# Problem statement
Find each line with the string "subtitle" and copy it.

* START Task material *

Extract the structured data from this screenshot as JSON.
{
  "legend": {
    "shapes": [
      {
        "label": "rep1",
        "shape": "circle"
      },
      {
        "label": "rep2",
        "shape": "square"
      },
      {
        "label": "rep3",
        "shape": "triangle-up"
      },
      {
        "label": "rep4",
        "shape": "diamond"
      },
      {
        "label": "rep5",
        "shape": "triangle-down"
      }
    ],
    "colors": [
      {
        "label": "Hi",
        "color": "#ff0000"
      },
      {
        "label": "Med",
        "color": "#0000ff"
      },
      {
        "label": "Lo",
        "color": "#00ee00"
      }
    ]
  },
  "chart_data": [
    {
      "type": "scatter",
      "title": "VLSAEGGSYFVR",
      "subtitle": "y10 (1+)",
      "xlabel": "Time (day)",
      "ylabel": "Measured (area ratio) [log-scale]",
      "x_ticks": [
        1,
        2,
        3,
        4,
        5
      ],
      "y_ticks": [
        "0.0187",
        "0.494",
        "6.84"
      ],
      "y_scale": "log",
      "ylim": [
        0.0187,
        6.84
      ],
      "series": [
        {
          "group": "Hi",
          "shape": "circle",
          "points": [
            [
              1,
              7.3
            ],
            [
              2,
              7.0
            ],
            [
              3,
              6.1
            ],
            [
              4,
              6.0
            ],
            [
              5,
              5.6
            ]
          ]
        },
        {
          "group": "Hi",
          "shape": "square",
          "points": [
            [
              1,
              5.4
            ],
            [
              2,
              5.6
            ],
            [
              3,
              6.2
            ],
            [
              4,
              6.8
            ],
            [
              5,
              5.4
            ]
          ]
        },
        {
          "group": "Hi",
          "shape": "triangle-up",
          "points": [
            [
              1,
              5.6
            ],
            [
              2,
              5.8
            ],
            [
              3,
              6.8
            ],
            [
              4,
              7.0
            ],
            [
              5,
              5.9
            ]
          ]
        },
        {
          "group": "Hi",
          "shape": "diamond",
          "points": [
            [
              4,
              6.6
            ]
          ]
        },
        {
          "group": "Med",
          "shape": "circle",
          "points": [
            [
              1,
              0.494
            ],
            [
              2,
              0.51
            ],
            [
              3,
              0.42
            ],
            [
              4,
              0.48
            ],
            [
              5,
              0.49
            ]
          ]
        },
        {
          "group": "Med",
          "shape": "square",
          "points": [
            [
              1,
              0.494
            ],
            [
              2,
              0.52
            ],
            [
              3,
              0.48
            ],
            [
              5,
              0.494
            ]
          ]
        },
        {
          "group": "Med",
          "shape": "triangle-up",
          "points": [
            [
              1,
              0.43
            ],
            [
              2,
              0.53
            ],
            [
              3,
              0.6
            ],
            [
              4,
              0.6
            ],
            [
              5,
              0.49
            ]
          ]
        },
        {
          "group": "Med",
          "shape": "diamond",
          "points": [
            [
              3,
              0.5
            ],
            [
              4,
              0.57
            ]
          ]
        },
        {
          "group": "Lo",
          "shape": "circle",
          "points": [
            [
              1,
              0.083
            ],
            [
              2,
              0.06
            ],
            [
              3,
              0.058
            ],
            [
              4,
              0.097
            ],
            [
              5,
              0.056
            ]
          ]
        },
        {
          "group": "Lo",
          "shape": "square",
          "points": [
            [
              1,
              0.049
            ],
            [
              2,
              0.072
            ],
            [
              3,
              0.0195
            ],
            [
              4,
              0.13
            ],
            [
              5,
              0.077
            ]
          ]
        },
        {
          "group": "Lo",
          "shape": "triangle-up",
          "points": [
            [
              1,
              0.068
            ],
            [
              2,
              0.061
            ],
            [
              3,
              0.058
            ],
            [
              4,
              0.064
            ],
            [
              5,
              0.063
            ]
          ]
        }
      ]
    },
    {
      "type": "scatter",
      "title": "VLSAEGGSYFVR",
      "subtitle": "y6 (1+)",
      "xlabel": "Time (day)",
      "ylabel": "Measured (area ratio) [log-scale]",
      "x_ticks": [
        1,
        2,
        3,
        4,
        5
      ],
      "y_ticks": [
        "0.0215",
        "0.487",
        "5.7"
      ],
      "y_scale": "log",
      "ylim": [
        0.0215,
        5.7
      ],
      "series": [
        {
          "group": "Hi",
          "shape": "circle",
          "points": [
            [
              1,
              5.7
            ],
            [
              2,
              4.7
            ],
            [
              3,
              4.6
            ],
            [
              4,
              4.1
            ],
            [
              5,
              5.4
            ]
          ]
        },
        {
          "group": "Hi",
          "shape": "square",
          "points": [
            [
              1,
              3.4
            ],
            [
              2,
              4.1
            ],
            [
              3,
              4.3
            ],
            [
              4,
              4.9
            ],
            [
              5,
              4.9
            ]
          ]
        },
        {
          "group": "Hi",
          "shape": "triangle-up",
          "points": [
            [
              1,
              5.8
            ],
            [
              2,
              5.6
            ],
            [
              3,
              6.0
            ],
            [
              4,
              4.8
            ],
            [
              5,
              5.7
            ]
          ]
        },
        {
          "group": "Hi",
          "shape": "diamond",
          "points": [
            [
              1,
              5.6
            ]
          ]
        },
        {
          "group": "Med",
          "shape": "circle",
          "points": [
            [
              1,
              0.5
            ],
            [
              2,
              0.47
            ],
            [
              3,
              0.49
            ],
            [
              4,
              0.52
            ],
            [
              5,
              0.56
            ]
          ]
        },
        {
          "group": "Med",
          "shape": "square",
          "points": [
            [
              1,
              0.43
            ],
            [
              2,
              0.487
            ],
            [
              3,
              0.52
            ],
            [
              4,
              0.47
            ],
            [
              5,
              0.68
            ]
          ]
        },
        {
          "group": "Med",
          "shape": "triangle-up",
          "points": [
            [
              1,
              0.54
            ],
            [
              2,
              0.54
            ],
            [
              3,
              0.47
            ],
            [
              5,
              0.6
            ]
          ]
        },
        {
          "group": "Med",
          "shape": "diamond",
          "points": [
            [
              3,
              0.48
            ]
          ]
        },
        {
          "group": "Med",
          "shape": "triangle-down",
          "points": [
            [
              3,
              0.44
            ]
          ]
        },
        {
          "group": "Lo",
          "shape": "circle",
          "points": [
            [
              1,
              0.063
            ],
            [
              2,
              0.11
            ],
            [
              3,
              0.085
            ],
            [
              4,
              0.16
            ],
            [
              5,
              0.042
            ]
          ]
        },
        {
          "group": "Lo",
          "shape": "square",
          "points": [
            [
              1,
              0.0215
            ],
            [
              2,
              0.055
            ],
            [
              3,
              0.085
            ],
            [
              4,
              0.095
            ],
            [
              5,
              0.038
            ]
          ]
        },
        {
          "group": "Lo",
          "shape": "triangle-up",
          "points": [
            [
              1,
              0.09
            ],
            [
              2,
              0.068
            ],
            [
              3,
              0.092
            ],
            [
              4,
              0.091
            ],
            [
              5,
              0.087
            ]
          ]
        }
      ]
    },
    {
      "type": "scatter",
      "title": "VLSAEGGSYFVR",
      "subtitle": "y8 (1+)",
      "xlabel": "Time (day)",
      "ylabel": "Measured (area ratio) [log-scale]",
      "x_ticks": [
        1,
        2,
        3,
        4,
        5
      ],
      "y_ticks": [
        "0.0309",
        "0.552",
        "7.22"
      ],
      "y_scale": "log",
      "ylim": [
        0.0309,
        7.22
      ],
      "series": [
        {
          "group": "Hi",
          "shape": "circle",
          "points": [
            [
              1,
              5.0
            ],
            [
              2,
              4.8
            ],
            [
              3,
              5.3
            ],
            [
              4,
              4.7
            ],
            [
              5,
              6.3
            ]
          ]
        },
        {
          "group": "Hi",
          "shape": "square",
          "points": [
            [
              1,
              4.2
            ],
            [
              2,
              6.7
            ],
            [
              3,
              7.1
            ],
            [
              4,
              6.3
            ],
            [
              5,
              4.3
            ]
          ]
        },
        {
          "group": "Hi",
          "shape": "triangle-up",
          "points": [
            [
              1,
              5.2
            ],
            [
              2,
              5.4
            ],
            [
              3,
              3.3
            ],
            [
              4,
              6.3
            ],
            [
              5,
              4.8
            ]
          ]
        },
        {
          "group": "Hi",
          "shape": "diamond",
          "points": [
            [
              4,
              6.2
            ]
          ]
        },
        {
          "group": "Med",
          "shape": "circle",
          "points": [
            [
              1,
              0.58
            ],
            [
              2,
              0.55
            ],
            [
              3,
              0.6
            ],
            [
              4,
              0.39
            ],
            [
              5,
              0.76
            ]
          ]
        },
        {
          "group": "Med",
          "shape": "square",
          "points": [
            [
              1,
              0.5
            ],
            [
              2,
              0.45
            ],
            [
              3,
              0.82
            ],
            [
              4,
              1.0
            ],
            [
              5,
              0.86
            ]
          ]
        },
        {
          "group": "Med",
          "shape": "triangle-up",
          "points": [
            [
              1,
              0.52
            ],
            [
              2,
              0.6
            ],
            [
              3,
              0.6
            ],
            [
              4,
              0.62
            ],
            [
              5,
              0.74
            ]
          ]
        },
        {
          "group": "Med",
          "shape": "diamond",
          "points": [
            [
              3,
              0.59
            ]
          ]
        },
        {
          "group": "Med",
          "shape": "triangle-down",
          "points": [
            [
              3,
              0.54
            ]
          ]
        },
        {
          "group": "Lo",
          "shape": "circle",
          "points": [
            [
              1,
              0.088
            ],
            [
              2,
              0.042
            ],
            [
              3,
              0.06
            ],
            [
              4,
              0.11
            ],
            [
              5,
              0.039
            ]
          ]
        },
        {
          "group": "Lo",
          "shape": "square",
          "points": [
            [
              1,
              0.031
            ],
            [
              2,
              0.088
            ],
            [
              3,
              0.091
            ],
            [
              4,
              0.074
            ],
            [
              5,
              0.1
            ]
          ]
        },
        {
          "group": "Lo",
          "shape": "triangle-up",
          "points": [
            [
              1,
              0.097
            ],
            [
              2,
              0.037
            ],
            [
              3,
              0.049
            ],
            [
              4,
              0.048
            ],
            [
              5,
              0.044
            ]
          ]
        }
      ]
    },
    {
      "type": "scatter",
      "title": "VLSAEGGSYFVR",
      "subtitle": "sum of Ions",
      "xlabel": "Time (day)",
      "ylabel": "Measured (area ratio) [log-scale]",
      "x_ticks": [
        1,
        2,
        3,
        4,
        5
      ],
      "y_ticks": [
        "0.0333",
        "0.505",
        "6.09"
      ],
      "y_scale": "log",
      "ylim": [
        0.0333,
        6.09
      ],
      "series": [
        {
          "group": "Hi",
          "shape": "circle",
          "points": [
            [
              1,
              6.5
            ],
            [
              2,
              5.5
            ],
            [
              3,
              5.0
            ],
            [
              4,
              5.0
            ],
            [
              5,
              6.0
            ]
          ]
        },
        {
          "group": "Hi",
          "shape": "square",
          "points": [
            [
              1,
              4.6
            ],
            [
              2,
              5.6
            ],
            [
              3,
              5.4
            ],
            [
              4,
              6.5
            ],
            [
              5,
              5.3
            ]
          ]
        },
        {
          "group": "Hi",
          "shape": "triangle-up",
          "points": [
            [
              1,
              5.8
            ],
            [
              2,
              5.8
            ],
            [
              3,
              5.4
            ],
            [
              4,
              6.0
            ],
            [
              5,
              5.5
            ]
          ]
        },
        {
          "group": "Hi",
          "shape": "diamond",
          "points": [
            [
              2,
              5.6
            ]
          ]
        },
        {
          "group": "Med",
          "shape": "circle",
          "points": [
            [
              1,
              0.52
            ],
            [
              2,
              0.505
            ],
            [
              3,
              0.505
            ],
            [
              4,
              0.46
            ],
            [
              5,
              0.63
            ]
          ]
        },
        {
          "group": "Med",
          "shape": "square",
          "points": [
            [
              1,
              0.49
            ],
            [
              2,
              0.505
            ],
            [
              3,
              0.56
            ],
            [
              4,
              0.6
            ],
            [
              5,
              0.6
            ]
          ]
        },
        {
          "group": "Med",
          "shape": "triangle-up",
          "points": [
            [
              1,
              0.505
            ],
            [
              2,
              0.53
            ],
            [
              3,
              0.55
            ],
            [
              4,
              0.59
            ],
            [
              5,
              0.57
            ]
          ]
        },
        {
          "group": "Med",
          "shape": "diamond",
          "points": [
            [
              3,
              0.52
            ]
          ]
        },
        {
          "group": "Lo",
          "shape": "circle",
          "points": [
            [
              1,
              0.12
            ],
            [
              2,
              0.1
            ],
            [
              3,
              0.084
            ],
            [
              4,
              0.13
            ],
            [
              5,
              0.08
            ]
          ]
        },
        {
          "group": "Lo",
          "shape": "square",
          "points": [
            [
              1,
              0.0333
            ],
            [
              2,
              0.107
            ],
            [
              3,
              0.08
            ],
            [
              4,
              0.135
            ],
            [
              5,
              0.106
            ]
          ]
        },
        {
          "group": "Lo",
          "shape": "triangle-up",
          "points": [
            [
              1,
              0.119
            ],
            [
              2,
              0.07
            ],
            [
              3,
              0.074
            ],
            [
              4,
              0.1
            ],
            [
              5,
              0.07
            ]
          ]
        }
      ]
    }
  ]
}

* END Task material *

# Result of this task
      "subtitle": "y10 (1+)",
      "subtitle": "y6 (1+)",
      "subtitle": "y8 (1+)",
      "subtitle": "sum of Ions",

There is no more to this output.